STATED EXERCISE -
Repeat the data that follows, word for word, without the images.

EXERCISE INPUT -
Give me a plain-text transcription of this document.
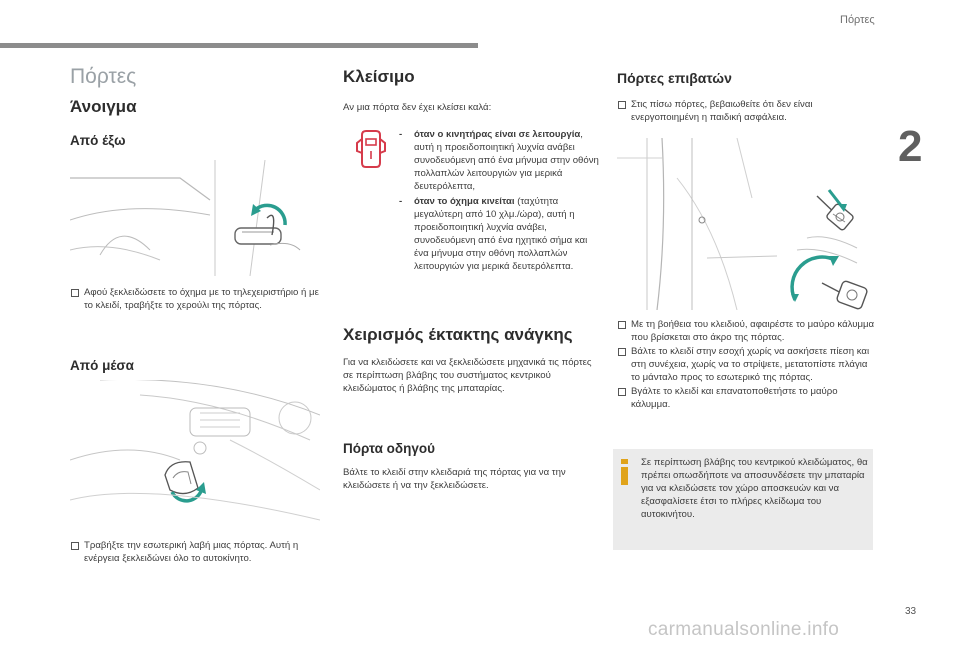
Πόρτες
2
33
carmanualsonline.info
Πόρτες
Άνοιγμα
Από έξω
Αφού ξεκλειδώσετε το όχημα με το τηλεχειριστήριο ή με το κλειδί, τραβήξτε το χερούλι της πόρτας.
Από μέσα
Τραβήξτε την εσωτερική λαβή μιας πόρτας. Αυτή η ενέργεια ξεκλειδώνει όλο το αυτοκίνητο.
Κλείσιμο
Αν μια πόρτα δεν έχει κλείσει καλά:
- όταν ο κινητήρας είναι σε λειτουργία, αυτή η προειδοποιητική λυχνία ανάβει συνοδευόμενη από ένα μήνυμα στην οθόνη πολλαπλών λειτουργιών για μερικά δευτερόλεπτα,
- όταν το όχημα κινείται (ταχύτητα μεγαλύτερη από 10 χλμ./ώρα), αυτή η προειδοποιητική λυχνία ανάβει, συνοδευόμενη από ένα ηχητικό σήμα και ένα μήνυμα στην οθόνη πολλαπλών λειτουργιών για μερικά δευτερόλεπτα.
Χειρισμός έκτακτης ανάγκης
Για να κλειδώσετε και να ξεκλειδώσετε μηχανικά τις πόρτες σε περίπτωση βλάβης του συστήματος κεντρικού κλειδώματος ή βλάβης της μπαταρίας.
Πόρτα οδηγού
Βάλτε το κλειδί στην κλειδαριά της πόρτας για να την κλειδώσετε ή να την ξεκλειδώσετε.
Πόρτες επιβατών
Στις πίσω πόρτες, βεβαιωθείτε ότι δεν είναι ενεργοποιημένη η παιδική ασφάλεια.
Με τη βοήθεια του κλειδιού, αφαιρέστε το μαύρο κάλυμμα που βρίσκεται στο άκρο της πόρτας.
Βάλτε το κλειδί στην εσοχή χωρίς να ασκήσετε πίεση και στη συνέχεια, χωρίς να το στρίψετε, μετατοπίστε πλάγια το μάνταλο προς το εσωτερικό της πόρτας.
Βγάλτε το κλειδί και επανατοποθετήστε το μαύρο κάλυμμα.
Σε περίπτωση βλάβης του κεντρικού κλειδώματος, θα πρέπει οπωσδήποτε να αποσυνδέσετε την μπαταρία για να κλειδώσετε τον χώρο αποσκευών και να εξασφαλίσετε έτσι το πλήρες κλείδωμα του αυτοκινήτου.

OUTPUT -
Give me a plain-text transcription of this document.
Πόρτες
2
33
carmanualsonline.info
Πόρτες
Άνοιγμα
Από έξω
Αφού ξεκλειδώσετε το όχημα με το τηλεχειριστήριο ή με το κλειδί, τραβήξτε το χερούλι της πόρτας.
Από μέσα
Τραβήξτε την εσωτερική λαβή μιας πόρτας. Αυτή η ενέργεια ξεκλειδώνει όλο το αυτοκίνητο.
Κλείσιμο
Αν μια πόρτα δεν έχει κλείσει καλά:
- όταν ο κινητήρας είναι σε λειτουργία, αυτή η προειδοποιητική λυχνία ανάβει συνοδευόμενη από ένα μήνυμα στην οθόνη πολλαπλών λειτουργιών για μερικά δευτερόλεπτα,
- όταν το όχημα κινείται (ταχύτητα μεγαλύτερη από 10 χλμ./ώρα), αυτή η προειδοποιητική λυχνία ανάβει, συνοδευόμενη από ένα ηχητικό σήμα και ένα μήνυμα στην οθόνη πολλαπλών λειτουργιών για μερικά δευτερόλεπτα.
Χειρισμός έκτακτης ανάγκης
Για να κλειδώσετε και να ξεκλειδώσετε μηχανικά τις πόρτες σε περίπτωση βλάβης του συστήματος κεντρικού κλειδώματος ή βλάβης της μπαταρίας.
Πόρτα οδηγού
Βάλτε το κλειδί στην κλειδαριά της πόρτας για να την κλειδώσετε ή να την ξεκλειδώσετε.
Πόρτες επιβατών
Στις πίσω πόρτες, βεβαιωθείτε ότι δεν είναι ενεργοποιημένη η παιδική ασφάλεια.
Με τη βοήθεια του κλειδιού, αφαιρέστε το μαύρο κάλυμμα που βρίσκεται στο άκρο της πόρτας.
Βάλτε το κλειδί στην εσοχή χωρίς να ασκήσετε πίεση και στη συνέχεια, χωρίς να το στρίψετε, μετατοπίστε πλάγια το μάνταλο προς το εσωτερικό της πόρτας.
Βγάλτε το κλειδί και επανατοποθετήστε το μαύρο κάλυμμα.
Σε περίπτωση βλάβης του κεντρικού κλειδώματος, θα πρέπει οπωσδήποτε να αποσυνδέσετε την μπαταρία για να κλειδώσετε τον χώρο αποσκευών και να εξασφαλίσετε έτσι το πλήρες κλείδωμα του αυτοκινήτου.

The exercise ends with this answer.